▶ Information provided:

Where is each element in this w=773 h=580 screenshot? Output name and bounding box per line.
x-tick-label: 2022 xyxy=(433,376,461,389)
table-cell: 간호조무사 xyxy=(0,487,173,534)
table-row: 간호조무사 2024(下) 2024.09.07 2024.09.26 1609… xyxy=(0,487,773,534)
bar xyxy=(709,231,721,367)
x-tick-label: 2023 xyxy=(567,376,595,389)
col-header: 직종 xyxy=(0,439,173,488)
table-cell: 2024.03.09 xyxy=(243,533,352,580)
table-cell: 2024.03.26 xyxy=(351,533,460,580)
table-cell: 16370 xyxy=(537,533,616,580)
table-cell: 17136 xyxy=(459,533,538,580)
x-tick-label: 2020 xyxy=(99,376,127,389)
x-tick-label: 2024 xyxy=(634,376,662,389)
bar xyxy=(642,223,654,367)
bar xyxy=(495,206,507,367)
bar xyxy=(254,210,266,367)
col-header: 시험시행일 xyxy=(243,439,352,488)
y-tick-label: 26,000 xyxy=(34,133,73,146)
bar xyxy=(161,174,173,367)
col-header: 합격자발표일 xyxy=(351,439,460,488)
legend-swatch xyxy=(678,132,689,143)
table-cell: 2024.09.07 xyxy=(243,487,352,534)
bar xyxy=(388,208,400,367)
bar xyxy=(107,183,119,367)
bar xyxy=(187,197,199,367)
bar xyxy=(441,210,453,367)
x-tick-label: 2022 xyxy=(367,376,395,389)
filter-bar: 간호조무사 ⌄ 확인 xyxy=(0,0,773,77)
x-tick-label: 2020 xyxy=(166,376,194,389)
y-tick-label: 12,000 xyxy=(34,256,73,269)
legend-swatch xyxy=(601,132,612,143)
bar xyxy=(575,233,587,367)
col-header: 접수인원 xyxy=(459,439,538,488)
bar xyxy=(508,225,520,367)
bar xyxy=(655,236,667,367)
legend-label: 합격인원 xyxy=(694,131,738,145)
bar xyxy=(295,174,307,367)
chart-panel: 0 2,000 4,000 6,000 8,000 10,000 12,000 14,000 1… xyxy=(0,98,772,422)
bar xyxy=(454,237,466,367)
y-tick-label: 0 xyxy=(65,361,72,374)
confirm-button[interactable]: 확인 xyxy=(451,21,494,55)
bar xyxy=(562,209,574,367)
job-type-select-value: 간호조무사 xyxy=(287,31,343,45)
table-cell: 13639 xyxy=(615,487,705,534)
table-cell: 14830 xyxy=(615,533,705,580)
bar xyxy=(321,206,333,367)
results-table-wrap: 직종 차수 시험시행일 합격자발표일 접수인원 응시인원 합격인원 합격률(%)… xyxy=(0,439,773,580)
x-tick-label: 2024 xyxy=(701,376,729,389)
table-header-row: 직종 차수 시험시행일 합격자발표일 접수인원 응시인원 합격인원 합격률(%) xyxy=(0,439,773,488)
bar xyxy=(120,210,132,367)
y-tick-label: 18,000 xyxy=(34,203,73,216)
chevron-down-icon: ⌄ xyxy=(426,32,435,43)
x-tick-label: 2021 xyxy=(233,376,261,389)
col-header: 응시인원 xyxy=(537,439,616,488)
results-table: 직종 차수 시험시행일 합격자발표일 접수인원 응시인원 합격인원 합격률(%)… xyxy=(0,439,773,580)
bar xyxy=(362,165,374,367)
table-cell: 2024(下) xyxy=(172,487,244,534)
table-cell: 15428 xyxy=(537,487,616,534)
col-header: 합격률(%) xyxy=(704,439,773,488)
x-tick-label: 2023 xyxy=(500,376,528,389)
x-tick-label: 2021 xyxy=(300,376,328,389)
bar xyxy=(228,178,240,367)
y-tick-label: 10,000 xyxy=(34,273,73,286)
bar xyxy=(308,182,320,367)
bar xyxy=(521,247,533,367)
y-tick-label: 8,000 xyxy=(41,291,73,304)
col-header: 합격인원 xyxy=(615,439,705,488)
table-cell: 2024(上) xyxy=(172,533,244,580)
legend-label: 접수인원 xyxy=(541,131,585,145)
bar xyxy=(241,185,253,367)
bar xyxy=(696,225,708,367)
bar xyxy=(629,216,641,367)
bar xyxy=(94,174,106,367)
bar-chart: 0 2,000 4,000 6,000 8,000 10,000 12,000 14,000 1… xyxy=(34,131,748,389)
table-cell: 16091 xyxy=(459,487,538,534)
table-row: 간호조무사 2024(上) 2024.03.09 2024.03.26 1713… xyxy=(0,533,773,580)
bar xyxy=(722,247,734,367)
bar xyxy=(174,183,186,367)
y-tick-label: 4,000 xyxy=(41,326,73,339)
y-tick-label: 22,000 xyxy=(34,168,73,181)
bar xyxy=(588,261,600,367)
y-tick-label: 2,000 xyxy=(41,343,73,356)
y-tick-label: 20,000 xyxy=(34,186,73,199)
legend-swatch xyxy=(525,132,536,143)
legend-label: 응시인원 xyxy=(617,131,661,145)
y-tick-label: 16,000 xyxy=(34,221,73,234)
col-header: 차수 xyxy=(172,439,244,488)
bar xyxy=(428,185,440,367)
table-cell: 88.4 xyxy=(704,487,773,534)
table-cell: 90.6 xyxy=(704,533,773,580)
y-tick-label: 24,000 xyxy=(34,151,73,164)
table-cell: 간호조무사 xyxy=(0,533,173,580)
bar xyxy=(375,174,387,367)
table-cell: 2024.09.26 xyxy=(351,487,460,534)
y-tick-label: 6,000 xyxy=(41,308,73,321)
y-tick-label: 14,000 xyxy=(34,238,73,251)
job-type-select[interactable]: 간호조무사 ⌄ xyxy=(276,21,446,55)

▶ What the exercise asks: Rewrite the stretch from the start of the items above through the line containing "bar xyxy=(441,210,453,367)" as a numbered list, leaving out any blank lines.

▶ Exercise solution:
1. Where is each element in this w=773 h=580 screenshot? Output name and bounding box per line.
2. x-tick-label: 2022 xyxy=(433,376,461,389)
3. table-cell: 간호조무사 xyxy=(0,487,173,534)
4. table-row: 간호조무사 2024(下) 2024.09.07 2024.09.26 1609… xyxy=(0,487,773,534)
5. bar xyxy=(709,231,721,367)
6. x-tick-label: 2023 xyxy=(567,376,595,389)
7. col-header: 직종 xyxy=(0,439,173,488)
8. table-cell: 2024.03.09 xyxy=(243,533,352,580)
9. table-cell: 2024.03.26 xyxy=(351,533,460,580)
10. table-cell: 16370 xyxy=(537,533,616,580)
11. table-cell: 17136 xyxy=(459,533,538,580)
12. x-tick-label: 2020 xyxy=(99,376,127,389)
13. x-tick-label: 2024 xyxy=(634,376,662,389)
14. bar xyxy=(642,223,654,367)
15. bar xyxy=(495,206,507,367)
16. bar xyxy=(254,210,266,367)
17. col-header: 시험시행일 xyxy=(243,439,352,488)
18. y-tick-label: 26,000 xyxy=(34,133,73,146)
19. bar xyxy=(161,174,173,367)
20. col-header: 합격자발표일 xyxy=(351,439,460,488)
21. legend-swatch xyxy=(678,132,689,143)
22. table-cell: 2024.09.07 xyxy=(243,487,352,534)
23. bar xyxy=(388,208,400,367)
24. bar xyxy=(107,183,119,367)
25. bar xyxy=(187,197,199,367)
26. bar xyxy=(441,210,453,367)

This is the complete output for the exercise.